___ MATERIAL FOR THIS EXERCISE ___

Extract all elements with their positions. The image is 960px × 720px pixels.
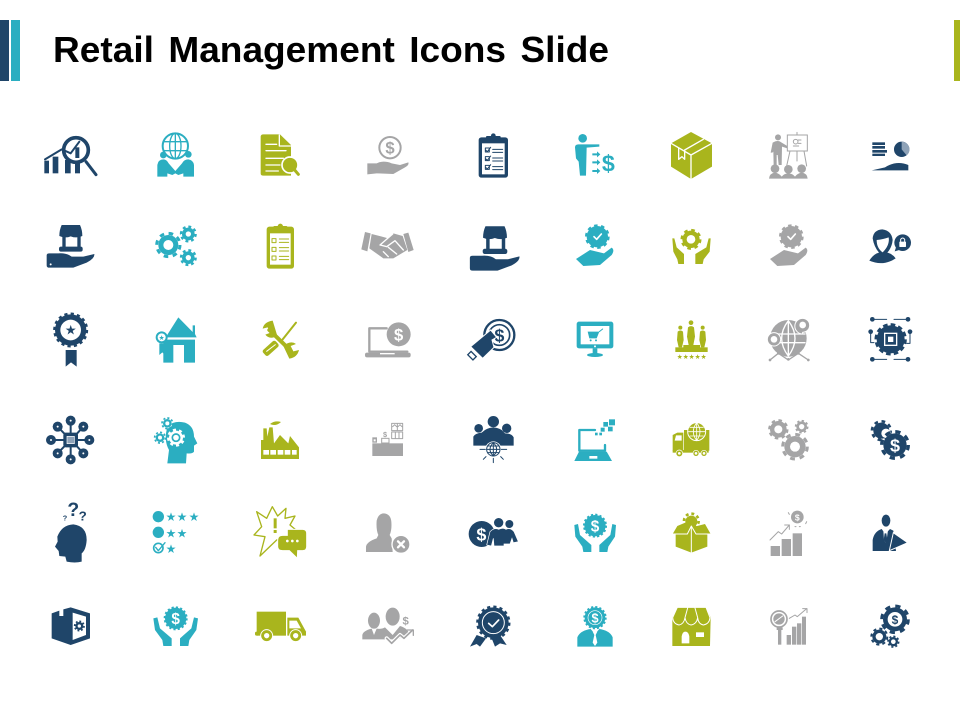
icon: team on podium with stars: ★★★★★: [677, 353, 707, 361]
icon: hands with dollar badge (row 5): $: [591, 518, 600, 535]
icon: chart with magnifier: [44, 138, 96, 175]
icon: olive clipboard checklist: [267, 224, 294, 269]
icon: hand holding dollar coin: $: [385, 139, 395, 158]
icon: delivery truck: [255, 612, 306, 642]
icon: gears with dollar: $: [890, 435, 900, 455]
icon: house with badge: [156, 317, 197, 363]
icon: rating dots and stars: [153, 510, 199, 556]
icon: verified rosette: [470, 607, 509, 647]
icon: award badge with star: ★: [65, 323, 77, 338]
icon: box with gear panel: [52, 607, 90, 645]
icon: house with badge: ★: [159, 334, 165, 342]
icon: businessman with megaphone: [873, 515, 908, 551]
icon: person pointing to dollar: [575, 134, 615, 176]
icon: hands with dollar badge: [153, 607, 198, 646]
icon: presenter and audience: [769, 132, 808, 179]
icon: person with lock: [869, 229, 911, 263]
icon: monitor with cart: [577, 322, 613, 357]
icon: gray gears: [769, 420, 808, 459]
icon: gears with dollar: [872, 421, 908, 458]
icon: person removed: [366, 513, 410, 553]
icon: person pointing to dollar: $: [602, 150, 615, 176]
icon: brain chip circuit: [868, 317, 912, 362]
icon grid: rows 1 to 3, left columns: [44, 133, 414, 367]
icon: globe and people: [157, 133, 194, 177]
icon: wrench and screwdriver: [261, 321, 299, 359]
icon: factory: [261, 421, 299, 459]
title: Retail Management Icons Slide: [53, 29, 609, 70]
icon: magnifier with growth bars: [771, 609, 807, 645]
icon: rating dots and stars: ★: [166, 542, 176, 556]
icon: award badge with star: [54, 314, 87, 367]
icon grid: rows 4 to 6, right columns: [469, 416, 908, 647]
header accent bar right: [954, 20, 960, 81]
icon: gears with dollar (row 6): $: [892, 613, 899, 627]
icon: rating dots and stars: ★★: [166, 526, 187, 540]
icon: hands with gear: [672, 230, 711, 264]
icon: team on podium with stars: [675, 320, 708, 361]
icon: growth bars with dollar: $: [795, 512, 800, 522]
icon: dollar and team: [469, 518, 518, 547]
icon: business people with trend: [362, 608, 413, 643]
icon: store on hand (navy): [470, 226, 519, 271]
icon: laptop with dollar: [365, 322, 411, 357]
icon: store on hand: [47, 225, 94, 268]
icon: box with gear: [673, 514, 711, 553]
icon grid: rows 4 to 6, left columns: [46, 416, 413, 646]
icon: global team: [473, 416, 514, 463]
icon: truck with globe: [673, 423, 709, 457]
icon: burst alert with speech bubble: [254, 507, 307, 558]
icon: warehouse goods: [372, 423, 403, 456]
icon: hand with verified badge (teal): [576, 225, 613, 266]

___

WRITTEN EXERCISE. Reproduce every line of the records above word for word, leaving out the picture.

TASK OUTPUT.
Extract all elements with their positions. The image is 960px × 720px pixels.
icon: team on podium with stars: ★★★★★: [677, 353, 707, 361]
icon: hands with dollar badge (row 5): $: [591, 518, 600, 535]
icon: chart with magnifier: [44, 138, 96, 175]
icon: olive clipboard checklist: [267, 224, 294, 269]
icon: hand holding dollar coin: $: [385, 139, 395, 158]
icon: delivery truck: [255, 612, 306, 642]
icon: gears with dollar: $: [890, 435, 900, 455]
icon: house with badge: [156, 317, 197, 363]
icon: rating dots and stars: [153, 510, 199, 556]
icon: verified rosette: [470, 607, 509, 647]
icon: award badge with star: ★: [65, 323, 77, 338]
icon: box with gear panel: [52, 607, 90, 645]
icon: house with badge: ★: [159, 334, 165, 342]
icon: businessman with megaphone: [873, 515, 908, 551]
icon: person pointing to dollar: [575, 134, 615, 176]
icon: hands with dollar badge: [153, 607, 198, 646]
icon: presenter and audience: [769, 132, 808, 179]
icon: person with lock: [869, 229, 911, 263]
icon: monitor with cart: [577, 322, 613, 357]
icon: gray gears: [769, 420, 808, 459]
icon: gears with dollar: [872, 421, 908, 458]
icon: person removed: [366, 513, 410, 553]
icon: person pointing to dollar: $: [602, 150, 615, 176]
icon: brain chip circuit: [868, 317, 912, 362]
icon grid: rows 1 to 3, left columns: [44, 133, 414, 367]
icon: globe and people: [157, 133, 194, 177]
icon: wrench and screwdriver: [261, 321, 299, 359]
icon: factory: [261, 421, 299, 459]
title: Retail Management Icons Slide: [53, 29, 609, 70]
icon: magnifier with growth bars: [771, 609, 807, 645]
icon: rating dots and stars: ★: [166, 542, 176, 556]
icon: award badge with star: [54, 314, 87, 367]
icon grid: rows 4 to 6, right columns: [469, 416, 908, 647]
header accent bar right: [954, 20, 960, 81]
icon: gears with dollar (row 6): $: [892, 613, 899, 627]
icon: rating dots and stars: ★★: [166, 526, 187, 540]
icon: hands with gear: [672, 230, 711, 264]
icon: team on podium with stars: [675, 320, 708, 361]
icon: growth bars with dollar: $: [795, 512, 800, 522]
icon: dollar and team: [469, 518, 518, 547]
icon: business people with trend: [362, 608, 413, 643]
icon: store on hand (navy): [470, 226, 519, 271]
icon: laptop with dollar: [365, 322, 411, 357]
icon: store on hand: [47, 225, 94, 268]
icon: box with gear: [673, 514, 711, 553]
icon grid: rows 4 to 6, left columns: [46, 416, 413, 646]
icon: global team: [473, 416, 514, 463]
icon: truck with globe: [673, 423, 709, 457]
icon: burst alert with speech bubble: [254, 507, 307, 558]
icon: warehouse goods: [372, 423, 403, 456]
icon: hand with verified badge (teal): [576, 225, 613, 266]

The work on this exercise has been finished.